**DIRECTIONS FOR THIS TASK**: Return all of the data below line for line and unchanged, omitting the pictures.

--- Start AVAILABLE RECORDS ---

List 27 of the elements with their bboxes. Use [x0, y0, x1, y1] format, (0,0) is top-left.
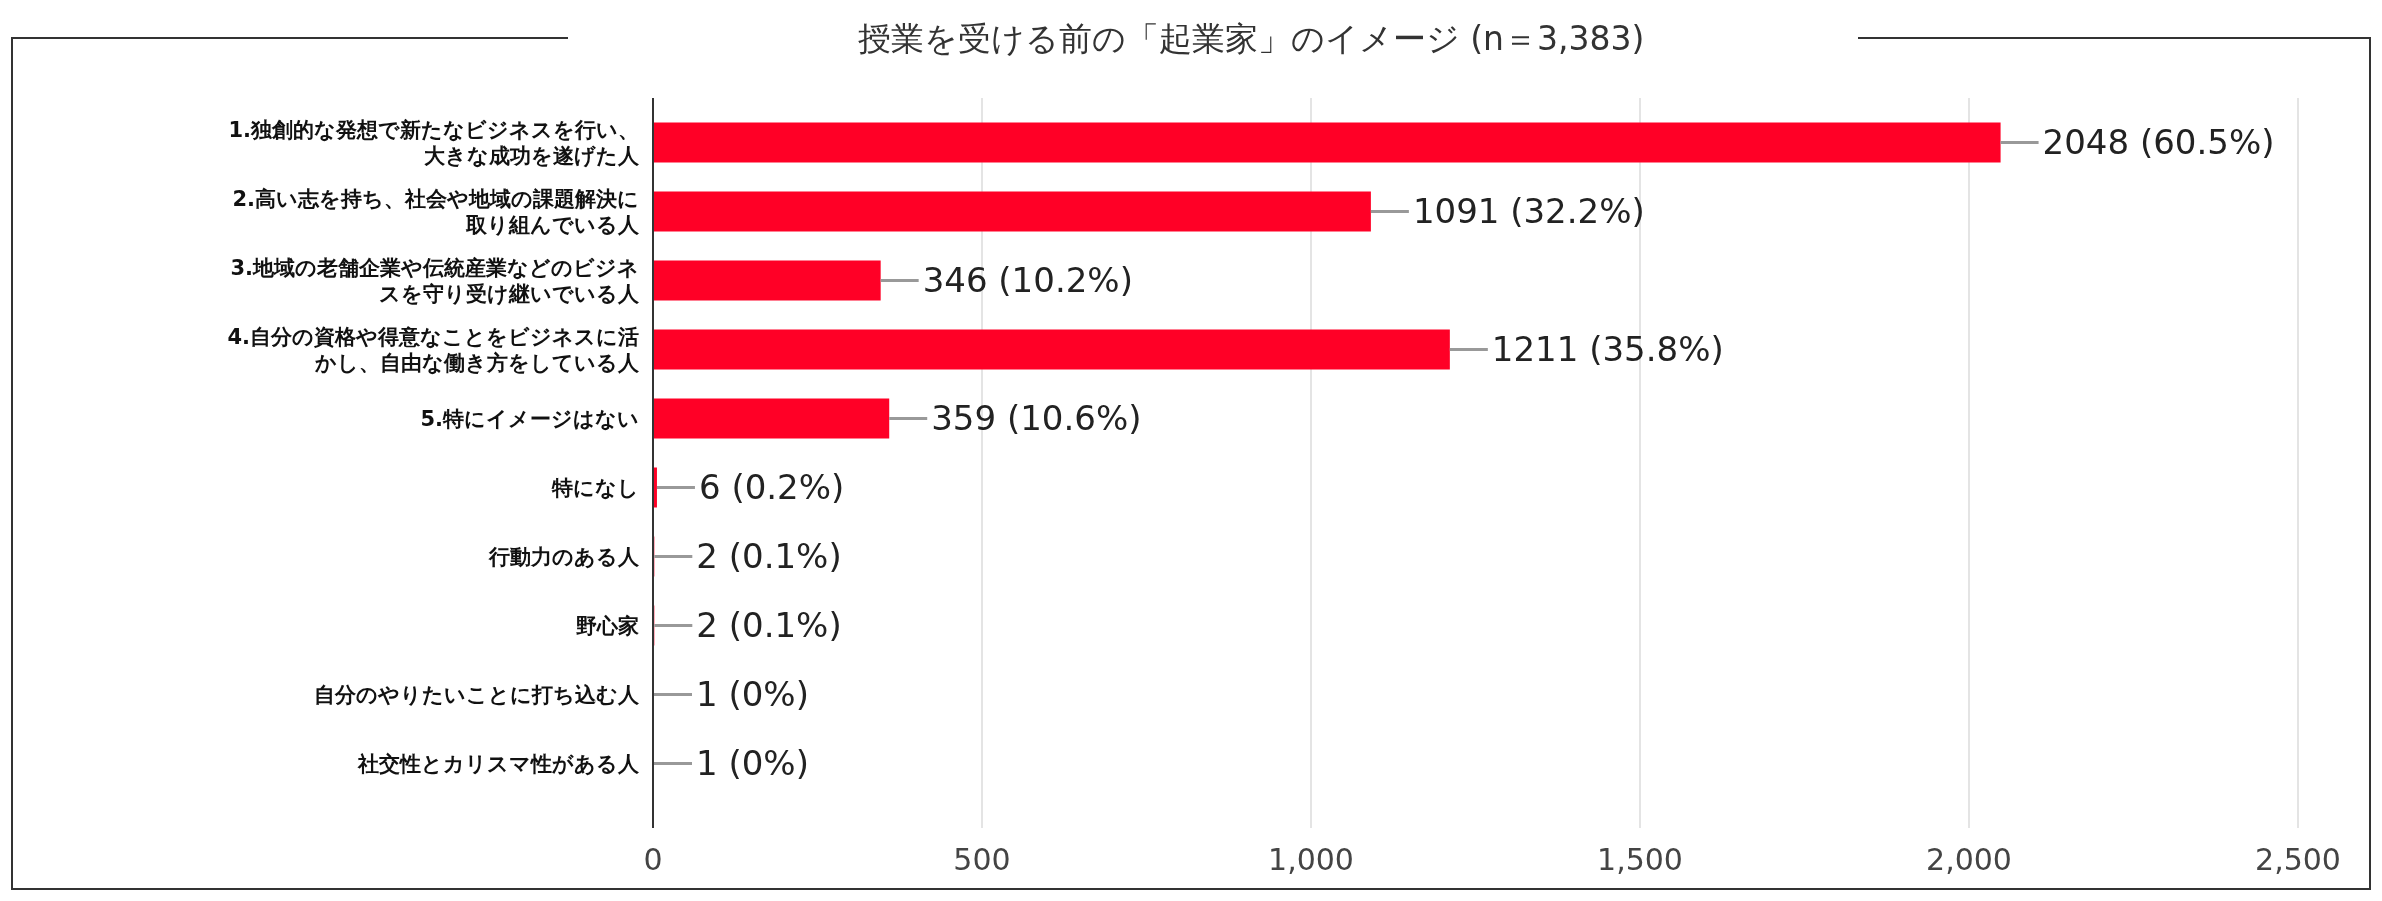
data-label: 6 (0.2%) [698, 467, 845, 508]
data-label: 2 (0.1%) [696, 536, 842, 577]
data-label: 346 (10.2%) [922, 260, 1133, 301]
data-label: 1211 (35.8%) [1491, 329, 1724, 370]
data-label: 1 (0%) [696, 674, 809, 715]
x-tick-label: 500 [953, 842, 1011, 877]
chart-title: 授業を受ける前の「起業家」のイメージ (n＝3,383) [857, 18, 1645, 58]
y-tick-label: 社交性とカリスマ性がある人 [357, 751, 640, 776]
data-label: 2 (0.1%) [696, 605, 842, 646]
x-tick-label: 1,000 [1268, 842, 1354, 877]
data-label: 2048 (60.5%) [2042, 122, 2275, 163]
y-tick-label: 1.独創的な発想で新たなビジネスを行い、大きな成功を遂げた人 [228, 117, 640, 168]
y-tick-label: 3.地域の老舗企業や伝統産業などのビジネスを守り受け継いでいる人 [230, 255, 640, 306]
x-tick-label: 0 [643, 842, 663, 877]
x-tick-label: 2,500 [2255, 842, 2341, 877]
x-tick-label: 1,500 [1597, 842, 1683, 877]
x-tick-label: 2,000 [1926, 842, 2012, 877]
y-tick-label: 2.高い志を持ち、社会や地域の課題解決に取り組んでいる人 [232, 186, 640, 237]
y-tick-label: 4.自分の資格や得意なことをビジネスに活かし、自由な働き方をしている人 [227, 324, 640, 375]
y-tick-label: 5.特にイメージはない [420, 406, 639, 431]
y-tick-label: 特になし [551, 475, 639, 500]
data-label: 1091 (32.2%) [1412, 191, 1645, 232]
y-tick-label: 自分のやりたいことに打ち込む人 [314, 682, 640, 707]
y-tick-label: 行動力のある人 [488, 544, 640, 569]
data-label: 359 (10.6%) [931, 398, 1142, 439]
data-label: 1 (0%) [696, 743, 809, 784]
y-tick-label: 野心家 [576, 613, 639, 638]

--- End AVAILABLE RECORDS ---

**TASK ANSWER**:
List 27 of the elements with their bboxes. Use [x0, y0, x1, y1] format, (0,0) is top-left.
data-label: 6 (0.2%) [698, 467, 845, 508]
data-label: 2 (0.1%) [696, 536, 842, 577]
data-label: 346 (10.2%) [922, 260, 1133, 301]
data-label: 1211 (35.8%) [1491, 329, 1724, 370]
data-label: 1 (0%) [696, 674, 809, 715]
x-tick-label: 500 [953, 842, 1011, 877]
chart-title: 授業を受ける前の「起業家」のイメージ (n＝3,383) [857, 18, 1645, 58]
y-tick-label: 社交性とカリスマ性がある人 [357, 751, 640, 776]
data-label: 2 (0.1%) [696, 605, 842, 646]
x-tick-label: 1,000 [1268, 842, 1354, 877]
data-label: 2048 (60.5%) [2042, 122, 2275, 163]
y-tick-label: 1.独創的な発想で新たなビジネスを行い、大きな成功を遂げた人 [228, 117, 640, 168]
y-tick-label: 3.地域の老舗企業や伝統産業などのビジネスを守り受け継いでいる人 [230, 255, 640, 306]
x-tick-label: 0 [643, 842, 663, 877]
x-tick-label: 2,500 [2255, 842, 2341, 877]
x-tick-label: 1,500 [1597, 842, 1683, 877]
x-tick-label: 2,000 [1926, 842, 2012, 877]
y-tick-label: 2.高い志を持ち、社会や地域の課題解決に取り組んでいる人 [232, 186, 640, 237]
y-tick-label: 4.自分の資格や得意なことをビジネスに活かし、自由な働き方をしている人 [227, 324, 640, 375]
y-tick-label: 5.特にイメージはない [420, 406, 639, 431]
y-tick-label: 特になし [551, 475, 639, 500]
data-label: 1091 (32.2%) [1412, 191, 1645, 232]
y-tick-label: 自分のやりたいことに打ち込む人 [314, 682, 640, 707]
y-tick-label: 行動力のある人 [488, 544, 640, 569]
data-label: 359 (10.6%) [931, 398, 1142, 439]
data-label: 1 (0%) [696, 743, 809, 784]
y-tick-label: 野心家 [576, 613, 639, 638]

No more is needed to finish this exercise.